Description of the task: Find and copy each line of the records where the string "through" shows up.

# Source material start

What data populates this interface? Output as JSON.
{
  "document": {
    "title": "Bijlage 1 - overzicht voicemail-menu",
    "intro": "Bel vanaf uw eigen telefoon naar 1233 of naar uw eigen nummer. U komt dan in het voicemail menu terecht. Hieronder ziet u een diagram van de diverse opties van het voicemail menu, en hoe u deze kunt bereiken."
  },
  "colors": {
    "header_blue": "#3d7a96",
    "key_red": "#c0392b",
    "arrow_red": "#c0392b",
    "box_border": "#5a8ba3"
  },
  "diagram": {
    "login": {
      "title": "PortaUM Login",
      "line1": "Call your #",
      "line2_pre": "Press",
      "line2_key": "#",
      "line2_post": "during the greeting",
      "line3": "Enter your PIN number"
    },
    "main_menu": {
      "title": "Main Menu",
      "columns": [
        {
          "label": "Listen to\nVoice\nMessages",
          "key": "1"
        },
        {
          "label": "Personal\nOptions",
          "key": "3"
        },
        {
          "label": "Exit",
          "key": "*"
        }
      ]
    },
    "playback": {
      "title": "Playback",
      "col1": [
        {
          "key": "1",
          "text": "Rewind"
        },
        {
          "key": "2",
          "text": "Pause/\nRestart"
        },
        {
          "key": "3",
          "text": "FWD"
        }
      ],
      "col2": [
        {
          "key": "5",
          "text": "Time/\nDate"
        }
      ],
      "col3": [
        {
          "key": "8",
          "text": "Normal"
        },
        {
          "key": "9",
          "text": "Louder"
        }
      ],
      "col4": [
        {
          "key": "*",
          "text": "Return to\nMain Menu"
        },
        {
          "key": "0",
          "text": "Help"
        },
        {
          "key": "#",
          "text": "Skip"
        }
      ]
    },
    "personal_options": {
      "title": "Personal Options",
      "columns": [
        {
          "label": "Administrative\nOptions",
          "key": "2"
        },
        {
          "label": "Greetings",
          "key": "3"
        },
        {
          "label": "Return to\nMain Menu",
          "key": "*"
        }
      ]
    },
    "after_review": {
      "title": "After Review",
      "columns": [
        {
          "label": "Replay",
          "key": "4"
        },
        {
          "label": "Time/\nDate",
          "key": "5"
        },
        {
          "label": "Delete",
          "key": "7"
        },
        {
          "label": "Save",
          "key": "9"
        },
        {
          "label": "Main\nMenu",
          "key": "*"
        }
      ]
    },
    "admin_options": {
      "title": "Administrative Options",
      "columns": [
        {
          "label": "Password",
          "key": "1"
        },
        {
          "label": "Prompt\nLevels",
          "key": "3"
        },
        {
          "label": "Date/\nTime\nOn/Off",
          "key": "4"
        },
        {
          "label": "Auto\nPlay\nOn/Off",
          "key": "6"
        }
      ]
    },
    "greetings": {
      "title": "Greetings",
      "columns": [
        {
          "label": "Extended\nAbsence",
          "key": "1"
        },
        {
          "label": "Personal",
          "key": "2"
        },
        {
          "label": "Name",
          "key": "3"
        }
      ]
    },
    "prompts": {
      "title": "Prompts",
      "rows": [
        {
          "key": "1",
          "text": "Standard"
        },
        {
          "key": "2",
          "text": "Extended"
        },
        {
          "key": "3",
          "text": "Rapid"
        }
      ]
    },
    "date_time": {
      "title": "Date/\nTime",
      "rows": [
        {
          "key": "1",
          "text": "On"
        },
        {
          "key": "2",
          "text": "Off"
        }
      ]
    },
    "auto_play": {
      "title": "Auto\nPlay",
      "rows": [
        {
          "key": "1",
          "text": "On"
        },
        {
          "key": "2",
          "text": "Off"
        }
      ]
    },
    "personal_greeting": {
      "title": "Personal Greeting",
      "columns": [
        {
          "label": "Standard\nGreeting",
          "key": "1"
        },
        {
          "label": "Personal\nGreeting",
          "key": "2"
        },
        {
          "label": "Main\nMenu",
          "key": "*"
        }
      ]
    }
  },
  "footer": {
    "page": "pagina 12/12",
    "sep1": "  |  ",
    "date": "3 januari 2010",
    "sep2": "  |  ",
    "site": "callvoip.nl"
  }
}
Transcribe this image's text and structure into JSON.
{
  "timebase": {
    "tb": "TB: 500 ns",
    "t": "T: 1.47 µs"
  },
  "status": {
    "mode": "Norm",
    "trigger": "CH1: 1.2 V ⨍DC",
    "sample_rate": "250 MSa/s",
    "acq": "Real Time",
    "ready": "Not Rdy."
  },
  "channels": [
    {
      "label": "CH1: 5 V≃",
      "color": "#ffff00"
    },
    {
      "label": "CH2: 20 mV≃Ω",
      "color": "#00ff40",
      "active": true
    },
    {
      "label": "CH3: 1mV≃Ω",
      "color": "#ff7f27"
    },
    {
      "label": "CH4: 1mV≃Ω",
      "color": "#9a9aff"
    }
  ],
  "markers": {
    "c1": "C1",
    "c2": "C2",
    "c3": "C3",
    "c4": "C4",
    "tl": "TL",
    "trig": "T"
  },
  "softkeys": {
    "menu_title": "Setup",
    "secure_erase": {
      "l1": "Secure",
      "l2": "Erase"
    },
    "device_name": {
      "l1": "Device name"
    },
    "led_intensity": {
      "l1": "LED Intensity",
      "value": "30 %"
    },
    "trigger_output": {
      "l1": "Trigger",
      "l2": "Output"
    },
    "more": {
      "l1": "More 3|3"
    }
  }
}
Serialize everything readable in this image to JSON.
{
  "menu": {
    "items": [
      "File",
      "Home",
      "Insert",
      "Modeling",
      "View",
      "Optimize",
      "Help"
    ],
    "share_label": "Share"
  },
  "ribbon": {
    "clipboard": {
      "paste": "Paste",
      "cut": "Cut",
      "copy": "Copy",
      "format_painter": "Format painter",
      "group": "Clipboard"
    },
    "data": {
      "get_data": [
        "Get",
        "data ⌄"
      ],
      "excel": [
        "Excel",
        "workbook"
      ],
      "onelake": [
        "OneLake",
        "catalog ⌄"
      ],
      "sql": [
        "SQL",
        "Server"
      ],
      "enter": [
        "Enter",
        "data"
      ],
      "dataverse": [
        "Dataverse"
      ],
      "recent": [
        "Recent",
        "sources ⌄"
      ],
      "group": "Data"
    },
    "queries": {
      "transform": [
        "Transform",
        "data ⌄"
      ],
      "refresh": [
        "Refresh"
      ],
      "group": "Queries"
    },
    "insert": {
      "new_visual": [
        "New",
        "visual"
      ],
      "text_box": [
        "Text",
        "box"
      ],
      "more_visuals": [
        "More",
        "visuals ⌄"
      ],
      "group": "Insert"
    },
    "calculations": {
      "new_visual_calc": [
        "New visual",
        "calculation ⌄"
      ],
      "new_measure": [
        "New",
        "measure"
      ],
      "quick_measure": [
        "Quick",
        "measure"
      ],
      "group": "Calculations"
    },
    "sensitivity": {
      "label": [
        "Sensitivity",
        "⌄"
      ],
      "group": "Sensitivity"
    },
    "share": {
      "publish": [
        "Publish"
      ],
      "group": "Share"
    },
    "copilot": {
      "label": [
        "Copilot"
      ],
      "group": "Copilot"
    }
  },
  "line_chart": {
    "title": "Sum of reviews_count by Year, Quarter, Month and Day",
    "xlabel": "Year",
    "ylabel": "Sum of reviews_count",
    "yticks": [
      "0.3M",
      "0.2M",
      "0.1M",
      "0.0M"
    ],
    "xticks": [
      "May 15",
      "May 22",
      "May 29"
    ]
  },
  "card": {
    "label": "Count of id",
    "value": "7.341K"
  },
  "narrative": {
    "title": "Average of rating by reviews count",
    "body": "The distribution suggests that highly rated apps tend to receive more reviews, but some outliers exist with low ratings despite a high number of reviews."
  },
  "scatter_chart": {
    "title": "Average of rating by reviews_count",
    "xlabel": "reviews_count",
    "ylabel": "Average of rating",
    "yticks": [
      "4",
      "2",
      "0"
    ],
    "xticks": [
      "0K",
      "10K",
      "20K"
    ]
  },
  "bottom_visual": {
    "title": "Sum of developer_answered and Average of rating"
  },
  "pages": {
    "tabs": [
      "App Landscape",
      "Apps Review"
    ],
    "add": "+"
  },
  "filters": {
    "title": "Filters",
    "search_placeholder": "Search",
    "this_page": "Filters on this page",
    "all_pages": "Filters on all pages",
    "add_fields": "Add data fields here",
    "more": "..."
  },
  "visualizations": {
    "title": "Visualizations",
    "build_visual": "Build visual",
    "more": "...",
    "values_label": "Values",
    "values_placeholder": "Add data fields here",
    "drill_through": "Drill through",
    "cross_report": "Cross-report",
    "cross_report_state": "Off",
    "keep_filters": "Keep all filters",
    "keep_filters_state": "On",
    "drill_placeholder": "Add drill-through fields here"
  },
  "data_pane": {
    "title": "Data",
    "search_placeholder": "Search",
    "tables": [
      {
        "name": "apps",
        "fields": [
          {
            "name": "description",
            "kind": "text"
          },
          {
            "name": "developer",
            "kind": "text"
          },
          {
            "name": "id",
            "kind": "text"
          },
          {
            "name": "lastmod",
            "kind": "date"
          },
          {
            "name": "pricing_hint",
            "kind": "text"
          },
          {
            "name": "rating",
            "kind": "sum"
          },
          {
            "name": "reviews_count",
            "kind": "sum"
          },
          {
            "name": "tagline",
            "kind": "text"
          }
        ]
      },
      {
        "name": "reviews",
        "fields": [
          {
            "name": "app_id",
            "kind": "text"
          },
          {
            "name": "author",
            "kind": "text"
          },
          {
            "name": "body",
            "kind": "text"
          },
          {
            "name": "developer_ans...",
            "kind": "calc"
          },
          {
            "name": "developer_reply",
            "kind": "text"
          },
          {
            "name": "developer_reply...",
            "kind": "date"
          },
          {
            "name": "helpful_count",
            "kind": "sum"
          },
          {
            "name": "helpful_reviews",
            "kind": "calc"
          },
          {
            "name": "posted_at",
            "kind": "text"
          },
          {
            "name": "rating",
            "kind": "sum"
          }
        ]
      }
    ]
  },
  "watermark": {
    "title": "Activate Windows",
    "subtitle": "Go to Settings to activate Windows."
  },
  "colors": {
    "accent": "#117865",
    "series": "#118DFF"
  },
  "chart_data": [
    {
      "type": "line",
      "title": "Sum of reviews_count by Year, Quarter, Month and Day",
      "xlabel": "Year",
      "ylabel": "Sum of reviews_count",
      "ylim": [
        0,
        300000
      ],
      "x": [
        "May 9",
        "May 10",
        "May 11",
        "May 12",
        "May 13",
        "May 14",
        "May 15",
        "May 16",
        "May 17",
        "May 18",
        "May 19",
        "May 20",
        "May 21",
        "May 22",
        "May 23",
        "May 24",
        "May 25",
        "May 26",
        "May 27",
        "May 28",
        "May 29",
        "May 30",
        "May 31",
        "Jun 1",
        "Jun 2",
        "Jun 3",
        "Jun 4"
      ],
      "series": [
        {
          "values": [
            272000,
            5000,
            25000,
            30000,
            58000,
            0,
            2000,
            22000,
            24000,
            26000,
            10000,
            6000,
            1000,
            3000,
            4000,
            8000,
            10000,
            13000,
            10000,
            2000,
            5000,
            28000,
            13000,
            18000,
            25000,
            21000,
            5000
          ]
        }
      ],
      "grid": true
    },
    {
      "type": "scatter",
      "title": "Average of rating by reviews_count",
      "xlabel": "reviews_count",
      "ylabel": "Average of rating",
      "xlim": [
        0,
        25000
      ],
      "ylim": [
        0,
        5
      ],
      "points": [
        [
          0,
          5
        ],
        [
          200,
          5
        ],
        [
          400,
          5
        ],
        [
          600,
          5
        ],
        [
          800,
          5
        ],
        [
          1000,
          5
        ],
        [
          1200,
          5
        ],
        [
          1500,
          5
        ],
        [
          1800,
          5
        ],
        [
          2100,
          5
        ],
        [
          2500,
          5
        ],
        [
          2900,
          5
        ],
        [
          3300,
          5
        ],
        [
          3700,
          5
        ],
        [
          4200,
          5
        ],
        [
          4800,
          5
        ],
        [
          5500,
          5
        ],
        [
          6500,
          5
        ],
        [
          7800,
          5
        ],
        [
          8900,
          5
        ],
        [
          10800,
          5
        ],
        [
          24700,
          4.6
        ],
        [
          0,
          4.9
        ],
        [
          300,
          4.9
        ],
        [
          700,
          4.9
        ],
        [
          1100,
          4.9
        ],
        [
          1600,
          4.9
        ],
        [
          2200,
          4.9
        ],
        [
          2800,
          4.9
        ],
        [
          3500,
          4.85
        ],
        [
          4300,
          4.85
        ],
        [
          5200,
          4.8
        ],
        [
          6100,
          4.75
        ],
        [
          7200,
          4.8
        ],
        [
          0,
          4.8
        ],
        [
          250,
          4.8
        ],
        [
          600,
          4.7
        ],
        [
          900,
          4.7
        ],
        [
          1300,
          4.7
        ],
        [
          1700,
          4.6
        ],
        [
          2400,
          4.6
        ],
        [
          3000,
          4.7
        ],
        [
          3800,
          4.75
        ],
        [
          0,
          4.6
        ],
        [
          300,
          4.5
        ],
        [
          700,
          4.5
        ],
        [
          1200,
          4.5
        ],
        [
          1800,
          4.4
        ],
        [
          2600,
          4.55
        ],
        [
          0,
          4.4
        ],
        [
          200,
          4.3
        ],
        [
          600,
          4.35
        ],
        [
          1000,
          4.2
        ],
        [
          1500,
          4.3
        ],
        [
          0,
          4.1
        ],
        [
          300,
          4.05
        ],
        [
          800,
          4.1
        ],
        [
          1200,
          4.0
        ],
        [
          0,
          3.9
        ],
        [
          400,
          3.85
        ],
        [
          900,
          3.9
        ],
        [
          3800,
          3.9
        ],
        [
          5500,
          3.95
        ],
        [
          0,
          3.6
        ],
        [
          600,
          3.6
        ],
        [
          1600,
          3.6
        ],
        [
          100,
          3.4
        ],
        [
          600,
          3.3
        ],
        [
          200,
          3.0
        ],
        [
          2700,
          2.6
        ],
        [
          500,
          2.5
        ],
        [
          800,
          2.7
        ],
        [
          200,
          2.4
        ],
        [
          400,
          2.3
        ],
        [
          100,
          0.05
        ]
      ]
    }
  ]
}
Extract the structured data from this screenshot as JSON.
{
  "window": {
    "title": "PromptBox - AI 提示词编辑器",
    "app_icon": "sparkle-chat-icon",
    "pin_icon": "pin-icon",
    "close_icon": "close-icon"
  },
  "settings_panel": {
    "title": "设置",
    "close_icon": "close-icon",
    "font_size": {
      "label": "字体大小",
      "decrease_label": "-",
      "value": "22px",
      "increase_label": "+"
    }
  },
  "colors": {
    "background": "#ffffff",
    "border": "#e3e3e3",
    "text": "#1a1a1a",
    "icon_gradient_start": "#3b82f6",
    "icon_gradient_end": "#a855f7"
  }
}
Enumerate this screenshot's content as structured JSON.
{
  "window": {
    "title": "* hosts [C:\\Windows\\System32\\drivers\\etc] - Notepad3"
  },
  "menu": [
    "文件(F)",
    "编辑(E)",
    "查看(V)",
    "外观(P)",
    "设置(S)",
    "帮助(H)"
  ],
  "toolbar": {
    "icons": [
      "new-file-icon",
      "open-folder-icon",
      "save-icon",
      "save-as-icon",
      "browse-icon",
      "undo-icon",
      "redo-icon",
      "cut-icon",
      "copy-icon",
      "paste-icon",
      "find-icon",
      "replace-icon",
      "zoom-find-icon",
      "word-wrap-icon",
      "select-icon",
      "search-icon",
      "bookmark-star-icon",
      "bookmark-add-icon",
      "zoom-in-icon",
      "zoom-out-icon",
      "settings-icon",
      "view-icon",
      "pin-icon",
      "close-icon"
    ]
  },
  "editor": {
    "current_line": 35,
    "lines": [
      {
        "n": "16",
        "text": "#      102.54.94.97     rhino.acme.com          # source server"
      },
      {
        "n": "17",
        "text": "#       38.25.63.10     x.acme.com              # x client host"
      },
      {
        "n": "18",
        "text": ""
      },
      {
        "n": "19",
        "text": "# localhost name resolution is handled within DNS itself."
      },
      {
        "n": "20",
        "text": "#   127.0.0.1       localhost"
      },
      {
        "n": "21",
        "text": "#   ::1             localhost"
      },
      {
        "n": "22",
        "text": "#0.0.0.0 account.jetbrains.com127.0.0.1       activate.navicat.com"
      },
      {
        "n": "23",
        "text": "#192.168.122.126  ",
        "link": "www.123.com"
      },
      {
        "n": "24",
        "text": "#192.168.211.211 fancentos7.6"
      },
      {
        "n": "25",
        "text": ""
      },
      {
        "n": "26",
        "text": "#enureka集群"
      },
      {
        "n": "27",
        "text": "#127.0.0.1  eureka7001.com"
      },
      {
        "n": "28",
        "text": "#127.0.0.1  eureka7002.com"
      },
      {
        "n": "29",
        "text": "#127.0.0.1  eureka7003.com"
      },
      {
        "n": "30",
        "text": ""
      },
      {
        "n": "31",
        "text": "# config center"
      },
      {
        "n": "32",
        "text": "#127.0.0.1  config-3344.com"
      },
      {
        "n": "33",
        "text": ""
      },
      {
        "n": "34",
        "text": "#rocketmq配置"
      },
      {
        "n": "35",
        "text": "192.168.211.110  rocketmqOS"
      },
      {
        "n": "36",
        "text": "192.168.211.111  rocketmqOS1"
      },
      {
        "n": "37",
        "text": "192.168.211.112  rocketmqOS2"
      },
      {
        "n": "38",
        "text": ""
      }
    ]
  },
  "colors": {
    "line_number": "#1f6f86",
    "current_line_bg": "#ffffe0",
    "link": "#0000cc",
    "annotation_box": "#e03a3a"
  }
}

# Source material end

Solution to the problem:
    "drill_through": "Drill through",
    "drill_placeholder": "Add drill-through fields here"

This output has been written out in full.